A Blog by Jonathan Low

 

Oct 7, 2021

Why Moderna Is Building A $500 Million Vaccine Plant In Africa

Despite having received billions in US government funding to create its vaccine, Moderna, until now, has resisted contributing to the global shortage in a meaningful way. 

Pressure from the US and other governments has forced it to make this gesture which, in addition to its public relations value, could have some impact on stopping the virus, although it will take two years to begin production. JL 

Carolyn Johnson reports in the Washington Post:

Moderna, under intense pressure to send more of its coronavirus vaccine to lower-income countries, announced it would build a manufacturing plant in Africa capable of producing 500 million doses of messenger RNA vaccines a year. Moderna partnered with the National Institute of Allergy and Infectious Diseases to invent its vaccine, and the U.S. government gave Moderna billions of taxpayer dollars to underwrite research and development of the vaccines, and for purchase of doses. The doses made there would remain in Africa, and Moderna would recruit and train a local workforce

Biotechnology company Moderna, under intense pressure to send more of its coronavirus vaccine to lower-income countries, announced Thursday it would build a manufacturing plant in Africa capable of producing 500 million doses of messenger RNA vaccines a year.

The facility will not have an immediate impact on the coronavirus pandemic because it will take two to four years to build. The announcement comes as Moderna faces public protests from health-care advocates and behind-the-scenes pressure from the Biden administration to increase manufacturing capacity and share more doses of its coronavirus vaccine with the world.

“We played a lot of scenarios over the last couple of months and decided we should do something big in Africa. The only way to do it right, if you take a 5-to-10-year view, was to build our own plant like we’ve done in America, so that’s exactly the model,” Moderna chief executive Stéphane Bancel said in an interview.

What you will do:
[a] In the Moderna vaccine plant article, how many doses a year could the planned plant in Africa produce?
[b] From the Moderna vaccine plant article, set down word for word the passage starting with "A Blog by Jonathan" and going on through "a meaningful way.".

Provided information:
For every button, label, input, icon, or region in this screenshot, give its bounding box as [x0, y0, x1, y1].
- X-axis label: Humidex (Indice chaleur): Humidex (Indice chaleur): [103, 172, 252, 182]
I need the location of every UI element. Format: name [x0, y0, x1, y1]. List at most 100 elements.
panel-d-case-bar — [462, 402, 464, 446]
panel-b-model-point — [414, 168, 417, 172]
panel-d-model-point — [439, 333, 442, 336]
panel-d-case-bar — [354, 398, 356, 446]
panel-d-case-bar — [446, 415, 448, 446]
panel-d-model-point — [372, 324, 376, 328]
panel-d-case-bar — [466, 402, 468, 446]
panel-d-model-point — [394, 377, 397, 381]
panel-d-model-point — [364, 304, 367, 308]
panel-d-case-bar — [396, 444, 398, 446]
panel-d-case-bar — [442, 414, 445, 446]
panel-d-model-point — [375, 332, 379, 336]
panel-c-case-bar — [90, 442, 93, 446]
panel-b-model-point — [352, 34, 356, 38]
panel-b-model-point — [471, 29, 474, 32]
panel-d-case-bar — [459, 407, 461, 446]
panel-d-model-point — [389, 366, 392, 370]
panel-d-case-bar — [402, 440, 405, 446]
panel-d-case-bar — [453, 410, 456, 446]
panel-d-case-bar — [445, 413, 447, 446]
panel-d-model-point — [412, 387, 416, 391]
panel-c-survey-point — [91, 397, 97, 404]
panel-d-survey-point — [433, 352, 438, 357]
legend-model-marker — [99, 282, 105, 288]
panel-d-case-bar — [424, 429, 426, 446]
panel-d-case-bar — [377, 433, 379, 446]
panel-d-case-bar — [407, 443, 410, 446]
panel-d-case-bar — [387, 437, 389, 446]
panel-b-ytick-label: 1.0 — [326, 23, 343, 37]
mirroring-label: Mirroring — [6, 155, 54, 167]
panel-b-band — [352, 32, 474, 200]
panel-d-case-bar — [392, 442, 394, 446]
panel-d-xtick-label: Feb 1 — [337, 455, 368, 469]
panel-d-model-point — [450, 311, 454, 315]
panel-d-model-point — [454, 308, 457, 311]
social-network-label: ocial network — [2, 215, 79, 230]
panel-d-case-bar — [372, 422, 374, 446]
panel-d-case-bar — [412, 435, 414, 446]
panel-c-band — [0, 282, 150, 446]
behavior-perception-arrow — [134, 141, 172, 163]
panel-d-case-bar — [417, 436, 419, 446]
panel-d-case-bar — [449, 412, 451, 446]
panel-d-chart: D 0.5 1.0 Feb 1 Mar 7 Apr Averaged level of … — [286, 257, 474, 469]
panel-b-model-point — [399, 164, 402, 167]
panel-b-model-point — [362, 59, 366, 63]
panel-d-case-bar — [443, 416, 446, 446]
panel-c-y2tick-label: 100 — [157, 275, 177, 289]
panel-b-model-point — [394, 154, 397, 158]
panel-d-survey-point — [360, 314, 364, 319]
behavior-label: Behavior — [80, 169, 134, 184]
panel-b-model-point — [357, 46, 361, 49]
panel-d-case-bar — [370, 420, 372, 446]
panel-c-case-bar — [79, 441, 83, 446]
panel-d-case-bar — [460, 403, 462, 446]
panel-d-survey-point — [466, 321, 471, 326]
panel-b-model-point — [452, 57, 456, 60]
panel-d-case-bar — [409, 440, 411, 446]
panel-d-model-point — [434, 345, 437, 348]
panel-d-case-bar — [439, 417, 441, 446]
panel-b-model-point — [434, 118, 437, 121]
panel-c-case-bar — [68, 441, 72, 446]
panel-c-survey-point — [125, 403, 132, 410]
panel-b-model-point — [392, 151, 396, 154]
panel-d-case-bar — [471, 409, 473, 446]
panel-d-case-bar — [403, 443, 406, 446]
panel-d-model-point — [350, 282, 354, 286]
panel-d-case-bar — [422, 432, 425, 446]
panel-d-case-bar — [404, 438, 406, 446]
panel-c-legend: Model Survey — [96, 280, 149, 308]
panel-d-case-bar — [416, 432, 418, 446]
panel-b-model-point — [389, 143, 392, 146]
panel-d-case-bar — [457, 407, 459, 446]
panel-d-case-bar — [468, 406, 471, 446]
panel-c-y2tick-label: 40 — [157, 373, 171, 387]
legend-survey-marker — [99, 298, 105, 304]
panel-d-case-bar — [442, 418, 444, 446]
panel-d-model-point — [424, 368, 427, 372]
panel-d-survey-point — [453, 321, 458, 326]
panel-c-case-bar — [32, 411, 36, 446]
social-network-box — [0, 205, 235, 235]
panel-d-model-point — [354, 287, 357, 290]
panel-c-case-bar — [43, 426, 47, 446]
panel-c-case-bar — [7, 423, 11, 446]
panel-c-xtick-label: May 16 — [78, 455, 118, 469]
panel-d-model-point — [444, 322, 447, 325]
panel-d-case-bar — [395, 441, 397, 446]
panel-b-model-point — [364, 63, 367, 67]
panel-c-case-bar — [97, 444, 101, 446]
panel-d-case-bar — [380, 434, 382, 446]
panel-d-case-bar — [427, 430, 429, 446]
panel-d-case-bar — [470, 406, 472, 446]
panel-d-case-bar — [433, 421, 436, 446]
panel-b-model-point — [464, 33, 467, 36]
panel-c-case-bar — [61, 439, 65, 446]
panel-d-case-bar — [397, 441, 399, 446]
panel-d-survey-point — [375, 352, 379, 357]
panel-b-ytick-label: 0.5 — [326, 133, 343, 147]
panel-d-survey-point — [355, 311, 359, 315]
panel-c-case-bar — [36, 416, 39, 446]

Task responses:
[a] 500 million doses of messenger RNA vaccines a year.

[b]
A Blog by Jonathan Low

 

Oct 7, 2021

Why Moderna Is Building A $500 Million Vaccine Plant In Africa

Despite having received billions in US government funding to create its vaccine, Moderna, until now, has resisted contributing to the global shortage in a meaningful way.